- **Aim of the task**
Copy out the entries in full and with complete accuracy; pictures are excluded.

• • • • •

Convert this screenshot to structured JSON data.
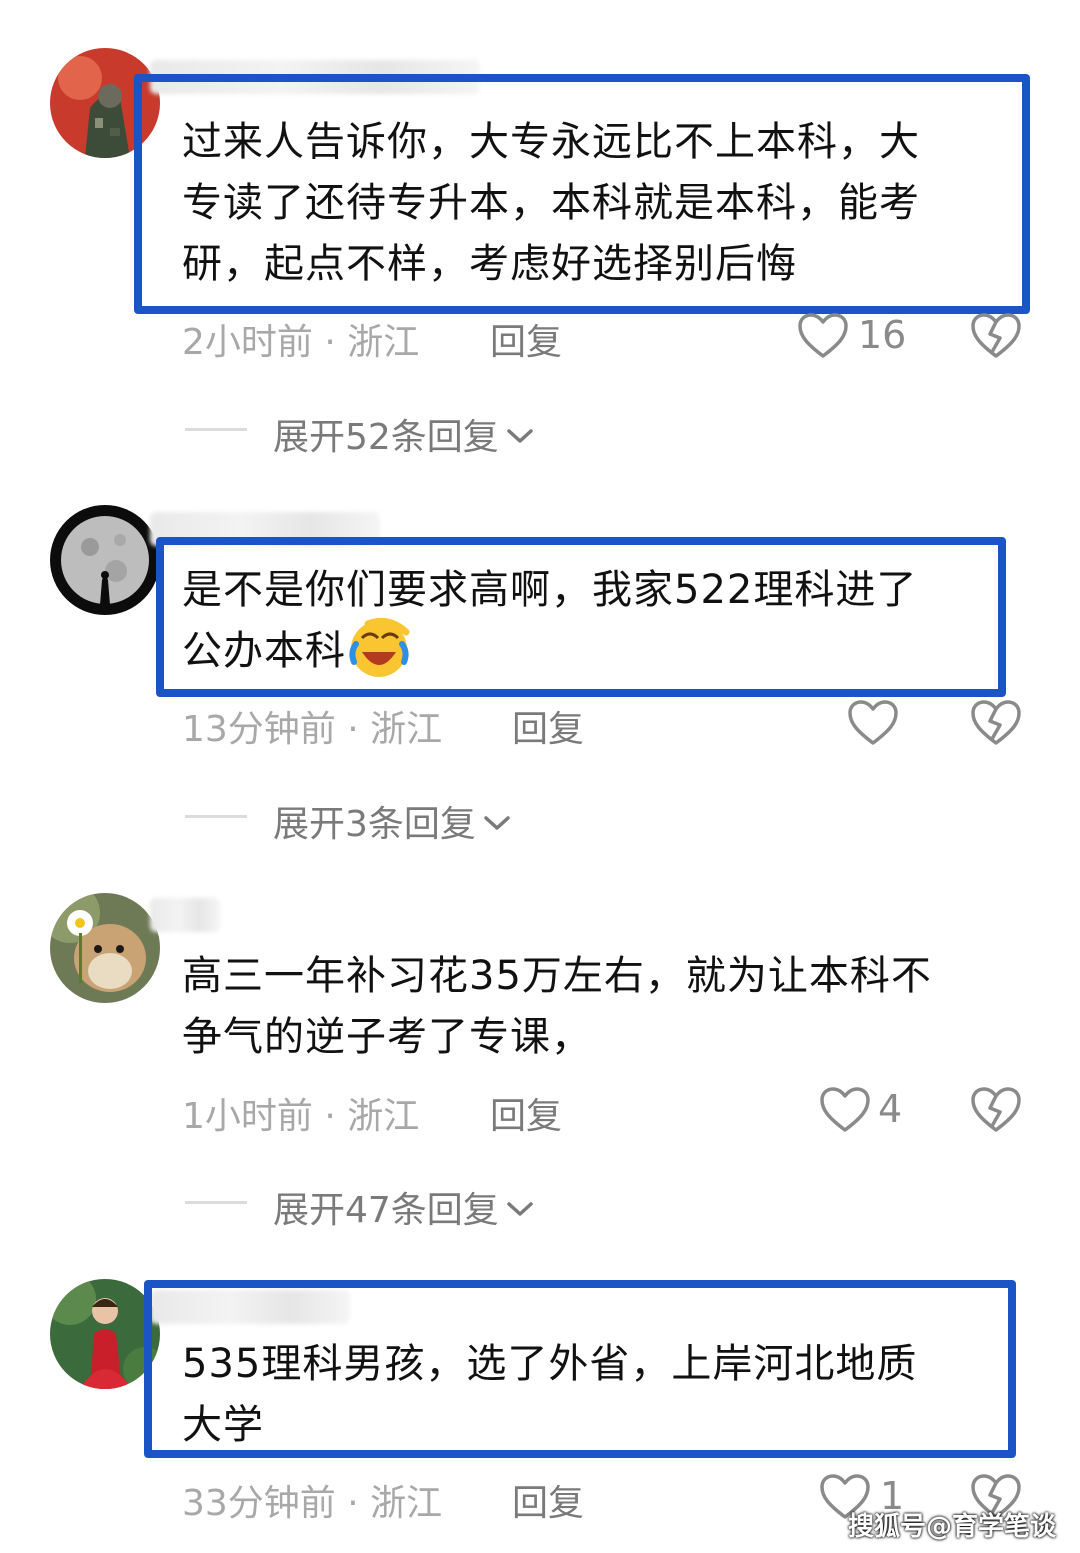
{
  "comments": [
    {
      "text": "过来人告诉你，大专永远比不上本科，大\n专读了还待专升本，本科就是本科，能考\n研，起点不样，考虑好选择别后悔",
      "time": "2小时前 · 浙江",
      "reply": "回复",
      "likes": "16",
      "expand": "展开52条回复"
    },
    {
      "text": "是不是你们要求高啊，我家522理科进了\n公办本科",
      "emoji": "laughing-crying-emoji",
      "time": "13分钟前 · 浙江",
      "reply": "回复",
      "likes": "",
      "expand": "展开3条回复"
    },
    {
      "text": "高三一年补习花35万左右，就为让本科不\n争气的逆子考了专课，",
      "time": "1小时前 · 浙江",
      "reply": "回复",
      "likes": "4",
      "expand": "展开47条回复"
    },
    {
      "text": "535理科男孩，选了外省，上岸河北地质\n大学",
      "time": "33分钟前 · 浙江",
      "reply": "回复",
      "likes": "1"
    }
  ],
  "icons": {
    "like": "heart-outline-icon",
    "dislike": "broken-heart-icon",
    "expand": "chevron-down-icon"
  },
  "colors": {
    "highlight_box": "#1b54c5",
    "meta_text": "#a8a8a8",
    "reply_text": "#7a7a7a"
  },
  "watermark": "搜狐号@育学笔谈"
}
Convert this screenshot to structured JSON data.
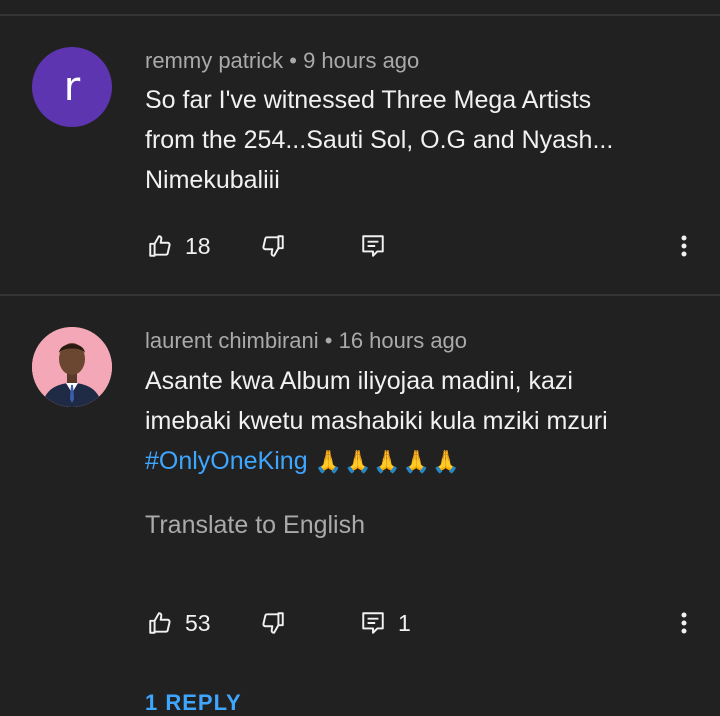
{
  "comments": [
    {
      "author": "remmy patrick",
      "separator": "•",
      "time": "9 hours ago",
      "avatar_letter": "r",
      "text_lines": [
        "So far I've witnessed Three Mega Artists",
        "from the 254...Sauti Sol, O.G and Nyash...",
        "Nimekubaliii"
      ],
      "likes": "18",
      "replies": ""
    },
    {
      "author": "laurent chimbirani",
      "separator": "•",
      "time": "16 hours ago",
      "text_lines": [
        "Asante kwa Album iliyojaa madini, kazi",
        "imebaki kwetu mashabiki kula mziki mzuri"
      ],
      "hashtag": "#OnlyOneKing",
      "emojis": "🙏🙏🙏🙏🙏",
      "translate_label": "Translate to English",
      "likes": "53",
      "replies": "1"
    }
  ],
  "reply_link_partial": "1 REPLY",
  "colors": {
    "background": "#212121",
    "accent_link": "#3ea6ff",
    "avatar_purple": "#5e35b1"
  }
}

• • • • •

- **Result of this exercise**
Convert this screenshot to structured JSON data.
{
  "comments": [
    {
      "text": "过来人告诉你，大专永远比不上本科，大\n专读了还待专升本，本科就是本科，能考\n研，起点不样，考虑好选择别后悔",
      "time": "2小时前 · 浙江",
      "reply": "回复",
      "likes": "16",
      "expand": "展开52条回复"
    },
    {
      "text": "是不是你们要求高啊，我家522理科进了\n公办本科",
      "emoji": "laughing-crying-emoji",
      "time": "13分钟前 · 浙江",
      "reply": "回复",
      "likes": "",
      "expand": "展开3条回复"
    },
    {
      "text": "高三一年补习花35万左右，就为让本科不\n争气的逆子考了专课，",
      "time": "1小时前 · 浙江",
      "reply": "回复",
      "likes": "4",
      "expand": "展开47条回复"
    },
    {
      "text": "535理科男孩，选了外省，上岸河北地质\n大学",
      "time": "33分钟前 · 浙江",
      "reply": "回复",
      "likes": "1"
    }
  ],
  "icons": {
    "like": "heart-outline-icon",
    "dislike": "broken-heart-icon",
    "expand": "chevron-down-icon"
  },
  "colors": {
    "highlight_box": "#1b54c5",
    "meta_text": "#a8a8a8",
    "reply_text": "#7a7a7a"
  },
  "watermark": "搜狐号@育学笔谈"
}
Convert this screenshot to structured JSON data.
{
  "comments": [
    {
      "author": "remmy patrick",
      "separator": "•",
      "time": "9 hours ago",
      "avatar_letter": "r",
      "text_lines": [
        "So far I've witnessed Three Mega Artists",
        "from the 254...Sauti Sol, O.G and Nyash...",
        "Nimekubaliii"
      ],
      "likes": "18",
      "replies": ""
    },
    {
      "author": "laurent chimbirani",
      "separator": "•",
      "time": "16 hours ago",
      "text_lines": [
        "Asante kwa Album iliyojaa madini, kazi",
        "imebaki kwetu mashabiki kula mziki mzuri"
      ],
      "hashtag": "#OnlyOneKing",
      "emojis": "🙏🙏🙏🙏🙏",
      "translate_label": "Translate to English",
      "likes": "53",
      "replies": "1"
    }
  ],
  "reply_link_partial": "1 REPLY",
  "colors": {
    "background": "#212121",
    "accent_link": "#3ea6ff",
    "avatar_purple": "#5e35b1"
  }
}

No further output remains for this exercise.